Wednesday, February 27, 2008

A Sunday with so many Names—March 2, 2008

Let us reflect upon the Sunday which this year has the date March 2, for it is much undervalued and often misunderstood.

No other Sunday in the Christian Year has been given so many names or titles as the Fourth or Middle Sunday in Lent, the period of forty days from Ash Wednesday to Easter. These names provide a window into the liturgy, doctrine and spiritual discipline—as well as the social customs—of western Christian civilization in days past.

As the western Church used Latin throughout the medieval period, let us begin with the Latin name, Laetare Sunday, which is taken from the Introit sung by the choir at the beginning of Mass on this Sunday, Laetare Jerusalem, “Rejoice, O Jerusalem.” This introit is from Isaiah 54 which is cited in the Epistle of the Mass for the Day, Galatians 4:21ff.

Certain relaxations from the strict discipline of Lent were allowed on this fourth Sunday, of which the most obvious a long time ago were the placing of flowers on the altar, and of the playing of the organ at Mass and Vespers. Rose-colored vestments were allowed instead of purple, and the deacon and subdeacon wore dalmatics, instead of folded chasubles, as on the other Sundays of Lent. So the name Rose Sunday, suggesting the theme of controlled joy for this day, was used.
==============================
Exercise set:
**A)** Render this sentence from the article on the Fourth Sunday in Lent in Spanish: "Let us reflect upon the Sunday which this year has the date March 2, for it is much undervalued and often misunderstood."
**B)** Write out the article on the Fourth Sunday in Lent between "A Sunday with" and "in days past.", inclusive.
The items that come after the article on the Fourth Sunday in Lent aren't needed.

Spatial annotation items
==============================
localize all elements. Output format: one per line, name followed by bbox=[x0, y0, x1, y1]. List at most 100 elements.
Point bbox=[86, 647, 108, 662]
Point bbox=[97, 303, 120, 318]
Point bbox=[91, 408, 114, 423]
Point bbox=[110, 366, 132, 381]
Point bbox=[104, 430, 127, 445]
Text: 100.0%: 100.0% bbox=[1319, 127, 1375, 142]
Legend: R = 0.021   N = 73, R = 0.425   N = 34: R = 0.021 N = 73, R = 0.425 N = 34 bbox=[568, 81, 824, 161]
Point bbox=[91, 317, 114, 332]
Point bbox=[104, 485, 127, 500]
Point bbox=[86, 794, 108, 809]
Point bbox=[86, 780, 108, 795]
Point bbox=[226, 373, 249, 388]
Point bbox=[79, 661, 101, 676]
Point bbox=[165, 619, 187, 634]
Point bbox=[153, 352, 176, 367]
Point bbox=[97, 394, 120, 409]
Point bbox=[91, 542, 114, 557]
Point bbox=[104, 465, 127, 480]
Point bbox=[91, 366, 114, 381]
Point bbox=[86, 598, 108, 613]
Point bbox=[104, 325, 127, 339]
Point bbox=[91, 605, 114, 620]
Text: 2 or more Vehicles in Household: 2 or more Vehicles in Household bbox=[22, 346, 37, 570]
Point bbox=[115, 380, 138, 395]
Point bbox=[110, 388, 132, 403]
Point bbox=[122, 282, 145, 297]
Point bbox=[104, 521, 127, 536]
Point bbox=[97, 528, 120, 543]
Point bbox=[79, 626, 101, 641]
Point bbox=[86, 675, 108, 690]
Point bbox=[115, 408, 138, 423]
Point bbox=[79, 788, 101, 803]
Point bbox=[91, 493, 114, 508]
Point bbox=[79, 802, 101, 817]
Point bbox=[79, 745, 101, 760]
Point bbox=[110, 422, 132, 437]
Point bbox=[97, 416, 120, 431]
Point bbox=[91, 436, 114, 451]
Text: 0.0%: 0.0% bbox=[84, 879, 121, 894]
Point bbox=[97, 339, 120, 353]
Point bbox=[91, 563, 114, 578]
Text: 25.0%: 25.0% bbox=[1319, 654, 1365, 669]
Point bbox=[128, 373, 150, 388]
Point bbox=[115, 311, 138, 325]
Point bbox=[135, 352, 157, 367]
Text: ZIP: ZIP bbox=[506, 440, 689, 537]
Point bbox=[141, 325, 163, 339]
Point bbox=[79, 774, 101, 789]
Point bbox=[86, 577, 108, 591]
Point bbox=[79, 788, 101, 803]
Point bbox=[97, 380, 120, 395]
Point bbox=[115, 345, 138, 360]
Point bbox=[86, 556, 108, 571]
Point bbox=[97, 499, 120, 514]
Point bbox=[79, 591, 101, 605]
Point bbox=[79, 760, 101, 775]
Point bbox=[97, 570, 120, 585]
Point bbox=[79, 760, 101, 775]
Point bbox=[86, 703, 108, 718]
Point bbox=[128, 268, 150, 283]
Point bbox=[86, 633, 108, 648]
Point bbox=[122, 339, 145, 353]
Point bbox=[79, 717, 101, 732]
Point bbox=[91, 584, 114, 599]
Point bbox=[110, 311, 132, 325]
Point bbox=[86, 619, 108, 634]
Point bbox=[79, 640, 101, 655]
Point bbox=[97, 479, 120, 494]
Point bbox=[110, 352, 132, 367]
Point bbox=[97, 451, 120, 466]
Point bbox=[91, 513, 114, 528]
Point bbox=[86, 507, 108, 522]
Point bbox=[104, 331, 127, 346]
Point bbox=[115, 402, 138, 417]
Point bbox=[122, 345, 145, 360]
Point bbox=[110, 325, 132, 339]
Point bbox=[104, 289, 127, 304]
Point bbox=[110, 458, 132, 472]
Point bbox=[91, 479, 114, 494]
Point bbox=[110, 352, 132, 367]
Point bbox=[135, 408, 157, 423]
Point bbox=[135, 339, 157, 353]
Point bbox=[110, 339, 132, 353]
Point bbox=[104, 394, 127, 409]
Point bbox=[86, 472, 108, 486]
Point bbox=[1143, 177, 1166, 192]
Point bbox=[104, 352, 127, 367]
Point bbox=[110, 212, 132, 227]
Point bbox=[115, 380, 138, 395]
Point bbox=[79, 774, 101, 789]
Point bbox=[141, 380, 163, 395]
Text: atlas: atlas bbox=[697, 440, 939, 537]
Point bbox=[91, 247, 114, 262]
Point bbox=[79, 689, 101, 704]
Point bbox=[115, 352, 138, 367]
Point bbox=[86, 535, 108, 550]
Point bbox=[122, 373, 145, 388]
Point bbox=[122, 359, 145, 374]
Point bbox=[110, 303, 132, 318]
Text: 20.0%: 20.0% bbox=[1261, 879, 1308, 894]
==============================
Per-task answers:
**A)** Reflexionemos sobre el domingo que este año cae el 2 de marzo, pues está muy infravalorado y a menudo se malinterpreta.

**B)**
A Sunday with so many Names—March 2, 2008

Let us reflect upon the Sunday which this year has the date March 2, for it is much undervalued and often misunderstood.

No other Sunday in the Christian Year has been given so many names or titles as the Fourth or Middle Sunday in Lent, the period of forty days from Ash Wednesday to Easter. These names provide a window into the liturgy, doctrine and spiritual discipline—as well as the social customs—of western Christian civilization in days past.